Start RECORDS FOR THIS EXERCISE
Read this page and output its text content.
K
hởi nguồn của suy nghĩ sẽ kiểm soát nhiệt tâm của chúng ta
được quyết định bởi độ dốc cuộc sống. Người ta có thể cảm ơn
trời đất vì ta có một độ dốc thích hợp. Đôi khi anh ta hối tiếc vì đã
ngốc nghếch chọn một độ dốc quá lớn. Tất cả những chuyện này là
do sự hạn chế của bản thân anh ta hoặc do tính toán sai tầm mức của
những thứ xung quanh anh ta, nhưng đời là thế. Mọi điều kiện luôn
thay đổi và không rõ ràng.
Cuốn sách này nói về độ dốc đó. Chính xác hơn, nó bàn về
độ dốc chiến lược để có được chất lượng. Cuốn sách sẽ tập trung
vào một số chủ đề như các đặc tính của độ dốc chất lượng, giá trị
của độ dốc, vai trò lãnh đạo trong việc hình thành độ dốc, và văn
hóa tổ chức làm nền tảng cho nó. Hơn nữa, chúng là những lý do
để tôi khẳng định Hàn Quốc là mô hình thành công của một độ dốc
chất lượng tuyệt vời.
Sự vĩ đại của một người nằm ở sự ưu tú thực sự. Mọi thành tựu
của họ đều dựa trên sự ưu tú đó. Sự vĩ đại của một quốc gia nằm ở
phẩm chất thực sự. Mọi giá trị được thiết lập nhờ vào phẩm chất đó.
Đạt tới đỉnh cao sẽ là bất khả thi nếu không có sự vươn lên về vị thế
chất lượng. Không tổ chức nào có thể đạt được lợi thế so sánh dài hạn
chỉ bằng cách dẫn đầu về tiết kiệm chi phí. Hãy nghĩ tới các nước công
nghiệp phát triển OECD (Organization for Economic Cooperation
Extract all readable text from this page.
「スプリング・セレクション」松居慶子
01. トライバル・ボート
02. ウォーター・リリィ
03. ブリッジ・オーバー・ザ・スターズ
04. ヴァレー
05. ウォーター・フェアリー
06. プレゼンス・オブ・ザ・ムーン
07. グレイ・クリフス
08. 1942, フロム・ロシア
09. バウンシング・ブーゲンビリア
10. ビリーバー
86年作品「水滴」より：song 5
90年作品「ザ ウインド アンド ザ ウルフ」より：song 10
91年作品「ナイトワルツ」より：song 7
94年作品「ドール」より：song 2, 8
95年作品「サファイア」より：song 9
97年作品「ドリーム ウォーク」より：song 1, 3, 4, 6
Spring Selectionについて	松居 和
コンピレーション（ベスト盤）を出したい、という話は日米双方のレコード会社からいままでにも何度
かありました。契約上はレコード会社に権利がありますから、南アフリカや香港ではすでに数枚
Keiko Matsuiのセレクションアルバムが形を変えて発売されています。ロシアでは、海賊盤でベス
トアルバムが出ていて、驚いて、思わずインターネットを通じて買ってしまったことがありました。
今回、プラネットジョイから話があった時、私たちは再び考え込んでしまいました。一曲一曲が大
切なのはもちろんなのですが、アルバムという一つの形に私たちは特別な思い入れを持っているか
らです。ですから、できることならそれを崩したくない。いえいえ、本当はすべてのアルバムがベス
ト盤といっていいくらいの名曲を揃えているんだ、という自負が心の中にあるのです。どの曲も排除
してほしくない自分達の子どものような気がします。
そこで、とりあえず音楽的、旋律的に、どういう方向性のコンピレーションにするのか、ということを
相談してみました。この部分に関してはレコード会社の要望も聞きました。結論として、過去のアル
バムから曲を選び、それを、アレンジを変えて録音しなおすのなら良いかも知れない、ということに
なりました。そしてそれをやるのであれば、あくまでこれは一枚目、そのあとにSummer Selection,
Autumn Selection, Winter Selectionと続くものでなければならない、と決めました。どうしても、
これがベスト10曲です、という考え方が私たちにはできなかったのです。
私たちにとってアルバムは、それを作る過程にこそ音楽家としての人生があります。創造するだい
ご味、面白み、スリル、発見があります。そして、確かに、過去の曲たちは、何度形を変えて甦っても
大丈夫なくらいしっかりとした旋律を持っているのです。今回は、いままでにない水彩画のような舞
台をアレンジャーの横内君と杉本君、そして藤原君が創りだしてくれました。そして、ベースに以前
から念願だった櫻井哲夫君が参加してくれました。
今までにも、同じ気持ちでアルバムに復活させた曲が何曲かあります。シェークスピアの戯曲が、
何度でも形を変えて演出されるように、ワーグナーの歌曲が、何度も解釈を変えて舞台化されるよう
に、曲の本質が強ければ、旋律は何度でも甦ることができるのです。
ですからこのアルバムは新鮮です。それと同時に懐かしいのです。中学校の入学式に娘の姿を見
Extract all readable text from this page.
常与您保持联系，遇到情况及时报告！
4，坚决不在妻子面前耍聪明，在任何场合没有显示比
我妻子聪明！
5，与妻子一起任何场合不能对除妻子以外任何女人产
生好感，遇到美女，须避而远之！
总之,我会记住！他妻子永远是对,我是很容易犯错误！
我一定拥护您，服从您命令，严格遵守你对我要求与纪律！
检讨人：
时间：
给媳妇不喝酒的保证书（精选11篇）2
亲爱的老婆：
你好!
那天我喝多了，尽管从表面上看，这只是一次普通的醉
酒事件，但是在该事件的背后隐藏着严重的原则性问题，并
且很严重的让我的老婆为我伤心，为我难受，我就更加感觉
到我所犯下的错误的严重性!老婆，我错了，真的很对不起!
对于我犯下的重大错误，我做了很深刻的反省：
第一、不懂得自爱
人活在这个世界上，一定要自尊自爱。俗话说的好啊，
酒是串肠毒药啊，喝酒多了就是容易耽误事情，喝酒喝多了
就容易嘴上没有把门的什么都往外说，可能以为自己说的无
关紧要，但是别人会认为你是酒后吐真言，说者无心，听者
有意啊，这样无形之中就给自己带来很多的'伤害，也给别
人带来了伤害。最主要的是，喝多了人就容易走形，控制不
End RECORDS FOR THIS EXERCISE
Here, the records must be output exactly and in full.

EXERCISE RESULT
Read this page and output its text content.
K
hởi nguồn của suy nghĩ sẽ kiểm soát nhiệt tâm của chúng ta
được quyết định bởi độ dốc cuộc sống. Người ta có thể cảm ơn
trời đất vì ta có một độ dốc thích hợp. Đôi khi anh ta hối tiếc vì đã
ngốc nghếch chọn một độ dốc quá lớn. Tất cả những chuyện này là
do sự hạn chế của bản thân anh ta hoặc do tính toán sai tầm mức của
những thứ xung quanh anh ta, nhưng đời là thế. Mọi điều kiện luôn
thay đổi và không rõ ràng.
Cuốn sách này nói về độ dốc đó. Chính xác hơn, nó bàn về
độ dốc chiến lược để có được chất lượng. Cuốn sách sẽ tập trung
vào một số chủ đề như các đặc tính của độ dốc chất lượng, giá trị
của độ dốc, vai trò lãnh đạo trong việc hình thành độ dốc, và văn
hóa tổ chức làm nền tảng cho nó. Hơn nữa, chúng là những lý do
để tôi khẳng định Hàn Quốc là mô hình thành công của một độ dốc
chất lượng tuyệt vời.
Sự vĩ đại của một người nằm ở sự ưu tú thực sự. Mọi thành tựu
của họ đều dựa trên sự ưu tú đó. Sự vĩ đại của một quốc gia nằm ở
phẩm chất thực sự. Mọi giá trị được thiết lập nhờ vào phẩm chất đó.
Đạt tới đỉnh cao sẽ là bất khả thi nếu không có sự vươn lên về vị thế
chất lượng. Không tổ chức nào có thể đạt được lợi thế so sánh dài hạn
chỉ bằng cách dẫn đầu về tiết kiệm chi phí. Hãy nghĩ tới các nước công
nghiệp phát triển OECD (Organization for Economic Cooperation
Extract all readable text from this page.
「スプリング・セレクション」松居慶子
01. トライバル・ボート
02. ウォーター・リリィ
03. ブリッジ・オーバー・ザ・スターズ
04. ヴァレー
05. ウォーター・フェアリー
06. プレゼンス・オブ・ザ・ムーン
07. グレイ・クリフス
08. 1942, フロム・ロシア
09. バウンシング・ブーゲンビリア
10. ビリーバー
86年作品「水滴」より：song 5
90年作品「ザ ウインド アンド ザ ウルフ」より：song 10
91年作品「ナイトワルツ」より：song 7
94年作品「ドール」より：song 2, 8
95年作品「サファイア」より：song 9
97年作品「ドリーム ウォーク」より：song 1, 3, 4, 6
Spring Selectionについて	松居 和
コンピレーション（ベスト盤）を出したい、という話は日米双方のレコード会社からいままでにも何度
かありました。契約上はレコード会社に権利がありますから、南アフリカや香港ではすでに数枚
Keiko Matsuiのセレクションアルバムが形を変えて発売されています。ロシアでは、海賊盤でベス
トアルバムが出ていて、驚いて、思わずインターネットを通じて買ってしまったことがありました。
今回、プラネットジョイから話があった時、私たちは再び考え込んでしまいました。一曲一曲が大
切なのはもちろんなのですが、アルバムという一つの形に私たちは特別な思い入れを持っているか
らです。ですから、できることならそれを崩したくない。いえいえ、本当はすべてのアルバムがベス
ト盤といっていいくらいの名曲を揃えているんだ、という自負が心の中にあるのです。どの曲も排除
してほしくない自分達の子どものような気がします。
そこで、とりあえず音楽的、旋律的に、どういう方向性のコンピレーションにするのか、ということを
相談してみました。この部分に関してはレコード会社の要望も聞きました。結論として、過去のアル
バムから曲を選び、それを、アレンジを変えて録音しなおすのなら良いかも知れない、ということに
なりました。そしてそれをやるのであれば、あくまでこれは一枚目、そのあとにSummer Selection,
Autumn Selection, Winter Selectionと続くものでなければならない、と決めました。どうしても、
これがベスト10曲です、という考え方が私たちにはできなかったのです。
私たちにとってアルバムは、それを作る過程にこそ音楽家としての人生があります。創造するだい
ご味、面白み、スリル、発見があります。そして、確かに、過去の曲たちは、何度形を変えて甦っても
大丈夫なくらいしっかりとした旋律を持っているのです。今回は、いままでにない水彩画のような舞
台をアレンジャーの横内君と杉本君、そして藤原君が創りだしてくれました。そして、ベースに以前
から念願だった櫻井哲夫君が参加してくれました。
今までにも、同じ気持ちでアルバムに復活させた曲が何曲かあります。シェークスピアの戯曲が、
何度でも形を変えて演出されるように、ワーグナーの歌曲が、何度も解釈を変えて舞台化されるよう
に、曲の本質が強ければ、旋律は何度でも甦ることができるのです。
ですからこのアルバムは新鮮です。それと同時に懐かしいのです。中学校の入学式に娘の姿を見
Extract all readable text from this page.
常与您保持联系，遇到情况及时报告！
4，坚决不在妻子面前耍聪明，在任何场合没有显示比
我妻子聪明！
5，与妻子一起任何场合不能对除妻子以外任何女人产
生好感，遇到美女，须避而远之！
总之,我会记住！他妻子永远是对,我是很容易犯错误！
我一定拥护您，服从您命令，严格遵守你对我要求与纪律！
检讨人：
时间：
给媳妇不喝酒的保证书（精选11篇）2
亲爱的老婆：
你好!
那天我喝多了，尽管从表面上看，这只是一次普通的醉
酒事件，但是在该事件的背后隐藏着严重的原则性问题，并
且很严重的让我的老婆为我伤心，为我难受，我就更加感觉
到我所犯下的错误的严重性!老婆，我错了，真的很对不起!
对于我犯下的重大错误，我做了很深刻的反省：
第一、不懂得自爱
人活在这个世界上，一定要自尊自爱。俗话说的好啊，
酒是串肠毒药啊，喝酒多了就是容易耽误事情，喝酒喝多了
就容易嘴上没有把门的什么都往外说，可能以为自己说的无
关紧要，但是别人会认为你是酒后吐真言，说者无心，听者
有意啊，这样无形之中就给自己带来很多的'伤害，也给别
人带来了伤害。最主要的是，喝多了人就容易走形，控制不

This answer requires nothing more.